[Problem]
Filter the records below for the word "this". Copy each line that holds it.

[Excerpted data]

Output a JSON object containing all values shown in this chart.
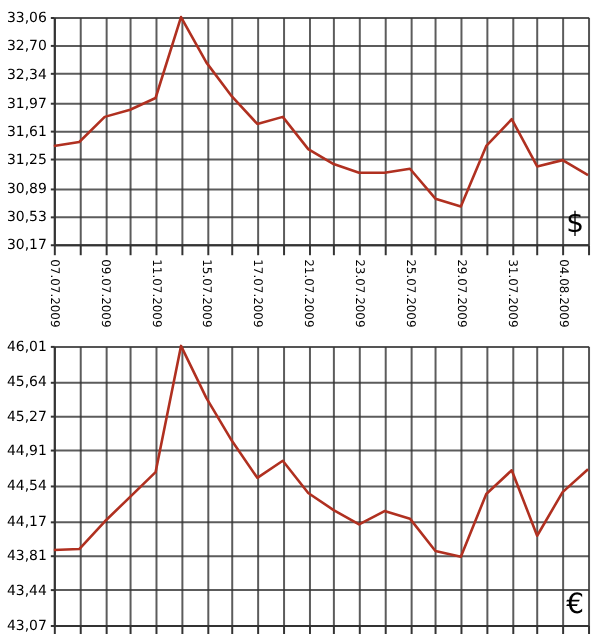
{
  "chart_data": [
    {
      "type": "line",
      "categories": [
        "07.07.2009",
        null,
        "09.07.2009",
        null,
        "11.07.2009",
        null,
        "15.07.2009",
        null,
        "17.07.2009",
        null,
        "21.07.2009",
        null,
        "23.07.2009",
        null,
        "25.07.2009",
        null,
        "29.07.2009",
        null,
        "31.07.2009",
        null,
        "04.08.2009",
        null
      ],
      "series": [
        {
          "color": "#b03020",
          "values": [
            31.42,
            31.47,
            31.79,
            31.88,
            32.03,
            33.06,
            32.48,
            32.05,
            31.7,
            31.79,
            31.38,
            31.19,
            31.08,
            31.08,
            31.13,
            30.75,
            30.65,
            31.42,
            31.76,
            31.16,
            31.24,
            31.05
          ]
        }
      ],
      "ylim": [
        30.17,
        33.06
      ],
      "yticks": [
        {
          "value": 30.17,
          "label": "30,17"
        },
        {
          "value": 30.53,
          "label": "30,53"
        },
        {
          "value": 30.89,
          "label": "30,89"
        },
        {
          "value": 31.25,
          "label": "31,25"
        },
        {
          "value": 31.61,
          "label": "31,61"
        },
        {
          "value": 31.97,
          "label": "31,97"
        },
        {
          "value": 32.34,
          "label": "32,34"
        },
        {
          "value": 32.7,
          "label": "32,70"
        },
        {
          "value": 33.06,
          "label": "33,06"
        }
      ],
      "grid": true,
      "annotations": [
        "$"
      ]
    },
    {
      "type": "line",
      "categories": [
        "07.07.2009",
        null,
        "09.07.2009",
        null,
        "11.07.2009",
        null,
        "15.07.2009",
        null,
        "17.07.2009",
        null,
        "21.07.2009",
        null,
        "23.07.2009",
        null,
        "25.07.2009",
        null,
        "29.07.2009",
        null,
        "31.07.2009",
        null,
        "04.08.2009",
        null
      ],
      "series": [
        {
          "color": "#b03020",
          "values": [
            43.86,
            43.87,
            44.16,
            44.42,
            44.68,
            46.01,
            45.46,
            45.01,
            44.62,
            44.8,
            44.46,
            44.28,
            44.13,
            44.27,
            44.19,
            43.85,
            43.79,
            44.45,
            44.7,
            44.01,
            44.47,
            44.71
          ]
        }
      ],
      "ylim": [
        43.07,
        46.01
      ],
      "yticks": [
        {
          "value": 43.07,
          "label": "43,07"
        },
        {
          "value": 43.44,
          "label": "43,44"
        },
        {
          "value": 43.81,
          "label": "43,81"
        },
        {
          "value": 44.17,
          "label": "44,17"
        },
        {
          "value": 44.54,
          "label": "44,54"
        },
        {
          "value": 44.91,
          "label": "44,91"
        },
        {
          "value": 45.27,
          "label": "45,27"
        },
        {
          "value": 45.64,
          "label": "45,64"
        },
        {
          "value": 46.01,
          "label": "46,01"
        }
      ],
      "grid": true,
      "tick_labels": "y",
      "annotations": [
        "€"
      ]
    }
  ]
}
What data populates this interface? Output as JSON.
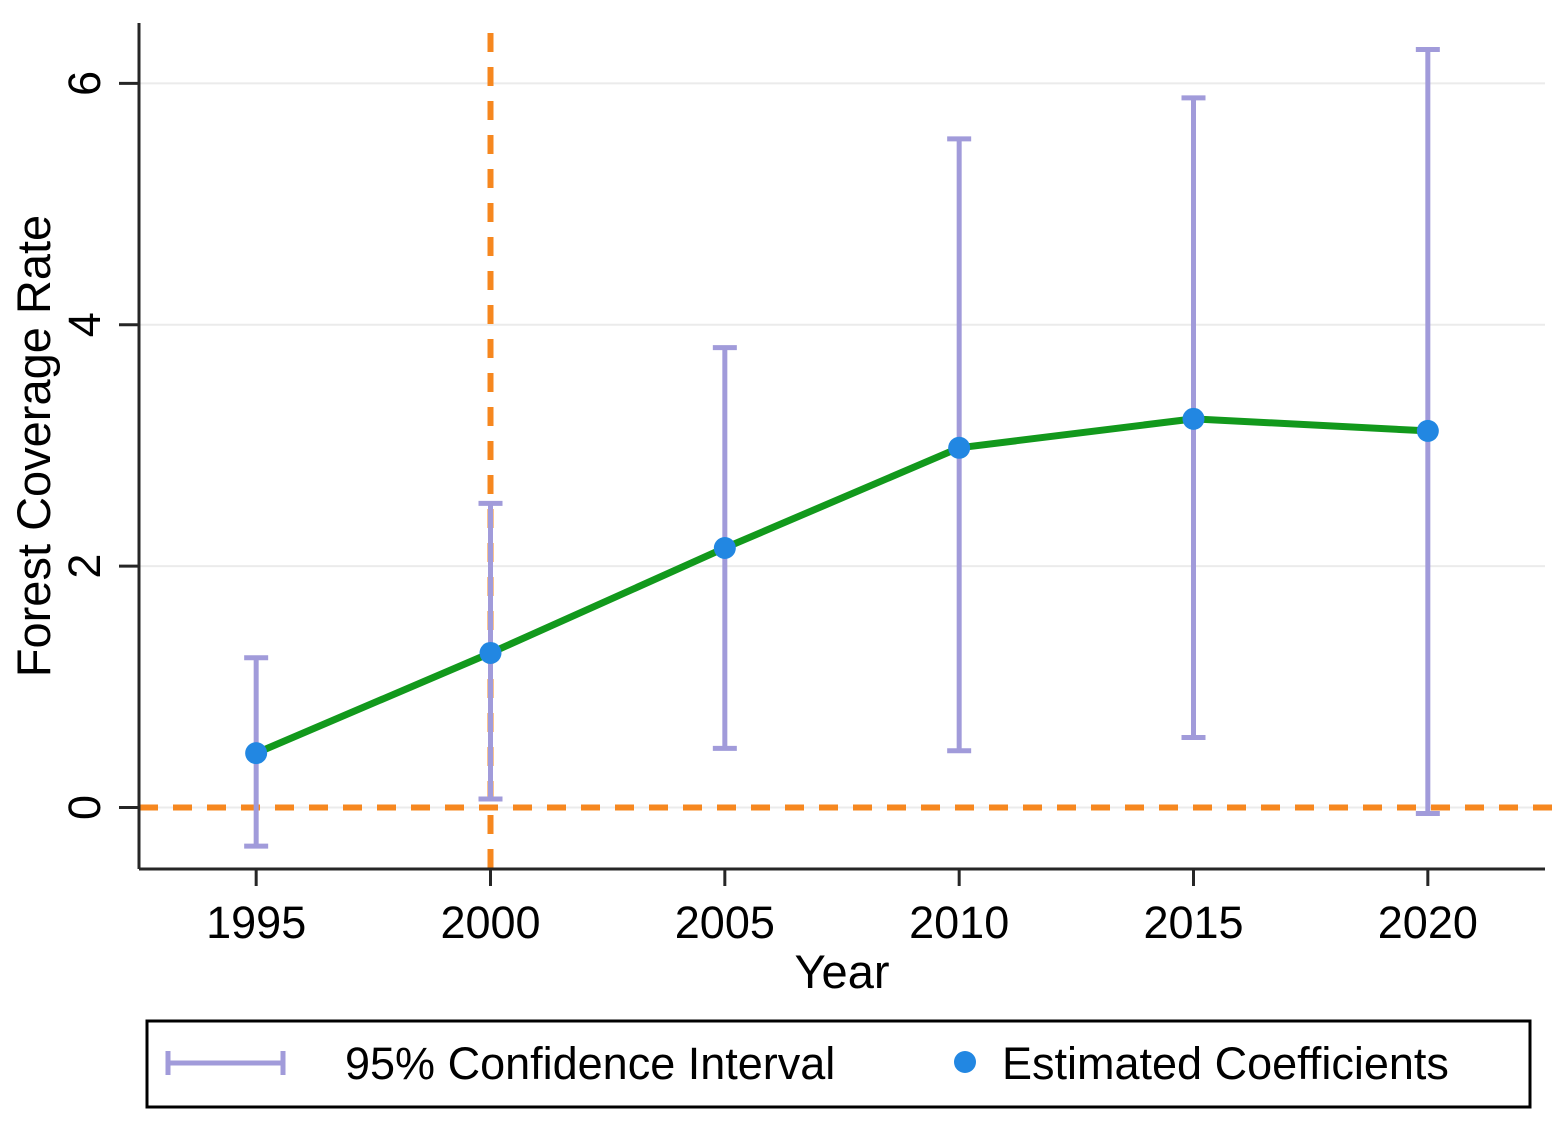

[Expected answer]
Output a JSON object containing all values shown in this chart.
What data populates this interface? Output as JSON.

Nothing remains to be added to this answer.